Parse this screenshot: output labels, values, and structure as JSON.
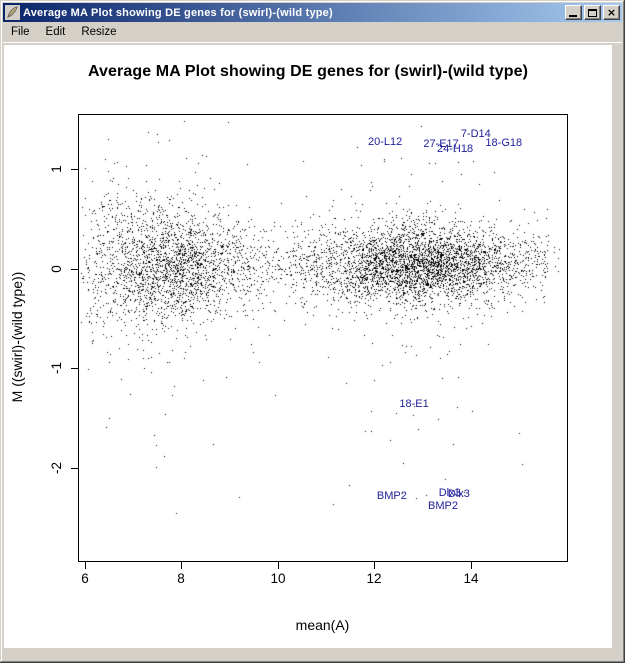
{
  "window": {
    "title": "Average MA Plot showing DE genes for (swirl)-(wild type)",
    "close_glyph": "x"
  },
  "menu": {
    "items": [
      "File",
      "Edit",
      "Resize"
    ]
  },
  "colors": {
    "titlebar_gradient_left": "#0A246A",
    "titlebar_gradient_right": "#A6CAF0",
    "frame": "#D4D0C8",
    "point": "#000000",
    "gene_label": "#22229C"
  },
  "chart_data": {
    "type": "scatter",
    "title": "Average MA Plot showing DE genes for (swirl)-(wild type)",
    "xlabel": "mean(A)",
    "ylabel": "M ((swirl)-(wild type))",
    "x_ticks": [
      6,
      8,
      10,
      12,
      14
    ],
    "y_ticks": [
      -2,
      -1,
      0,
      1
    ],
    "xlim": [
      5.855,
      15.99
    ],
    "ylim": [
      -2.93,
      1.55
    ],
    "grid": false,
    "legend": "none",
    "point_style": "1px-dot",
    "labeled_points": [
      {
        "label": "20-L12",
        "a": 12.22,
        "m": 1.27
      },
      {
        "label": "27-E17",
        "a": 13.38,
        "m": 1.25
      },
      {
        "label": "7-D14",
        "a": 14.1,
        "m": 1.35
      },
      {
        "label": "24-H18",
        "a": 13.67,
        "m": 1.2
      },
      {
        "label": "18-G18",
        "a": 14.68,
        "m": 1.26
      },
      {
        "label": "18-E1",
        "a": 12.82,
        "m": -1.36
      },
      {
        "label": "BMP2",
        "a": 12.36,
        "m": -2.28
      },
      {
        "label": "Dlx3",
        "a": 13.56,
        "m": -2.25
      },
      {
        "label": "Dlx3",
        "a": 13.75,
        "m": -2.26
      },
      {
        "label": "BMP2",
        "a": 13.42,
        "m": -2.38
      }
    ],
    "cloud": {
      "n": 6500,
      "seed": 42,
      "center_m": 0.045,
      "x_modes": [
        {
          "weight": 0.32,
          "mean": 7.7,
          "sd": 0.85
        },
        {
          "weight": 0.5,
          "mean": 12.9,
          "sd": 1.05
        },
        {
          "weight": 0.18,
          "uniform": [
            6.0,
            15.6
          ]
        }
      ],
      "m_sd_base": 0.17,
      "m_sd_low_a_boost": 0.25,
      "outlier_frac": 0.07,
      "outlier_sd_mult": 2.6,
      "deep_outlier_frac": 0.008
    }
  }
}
-*-
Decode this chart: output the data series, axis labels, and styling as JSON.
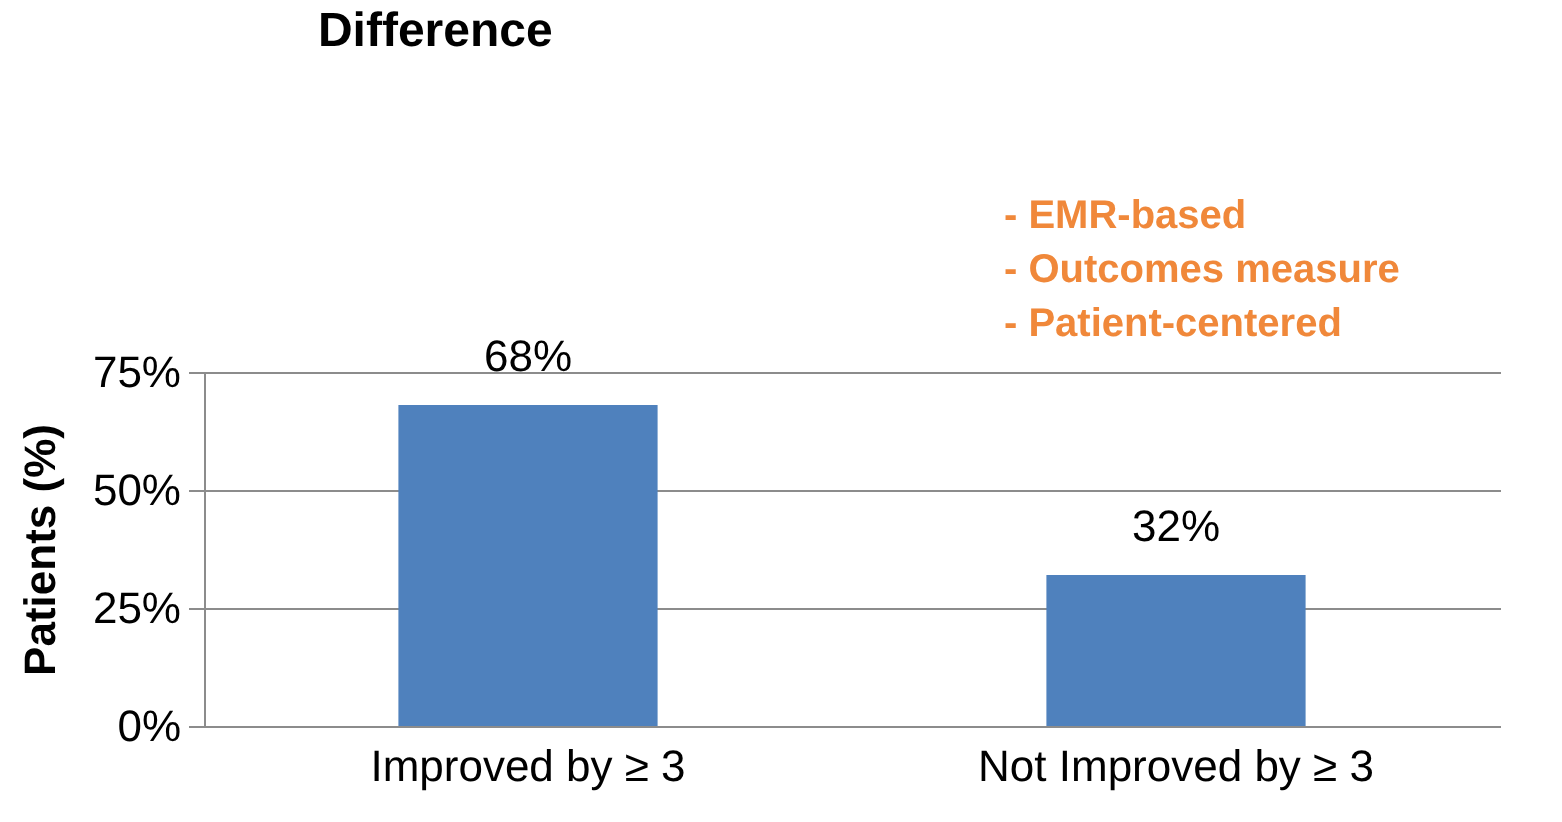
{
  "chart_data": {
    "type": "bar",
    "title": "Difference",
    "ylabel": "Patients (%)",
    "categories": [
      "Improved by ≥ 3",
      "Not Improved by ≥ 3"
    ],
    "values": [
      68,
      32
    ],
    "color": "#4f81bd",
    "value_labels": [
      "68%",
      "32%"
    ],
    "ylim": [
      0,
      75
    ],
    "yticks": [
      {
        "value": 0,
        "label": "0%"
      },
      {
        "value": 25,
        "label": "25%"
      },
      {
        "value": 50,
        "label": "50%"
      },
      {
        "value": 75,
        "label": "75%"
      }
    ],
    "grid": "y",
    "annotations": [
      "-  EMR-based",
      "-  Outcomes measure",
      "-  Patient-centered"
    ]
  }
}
-*-
REQUIRED ACTION →
The answer must be every line of the records that holds the string "type".

RESPONSE →
    "title": "Average MA Plot showing DE genes for (swirl)-(wild type)",
    "type": "scatter",
    "title": "Average MA Plot showing DE genes for (swirl)-(wild type)",
    "ylabel": "M ((swirl)-(wild type))",
    "type": "bar",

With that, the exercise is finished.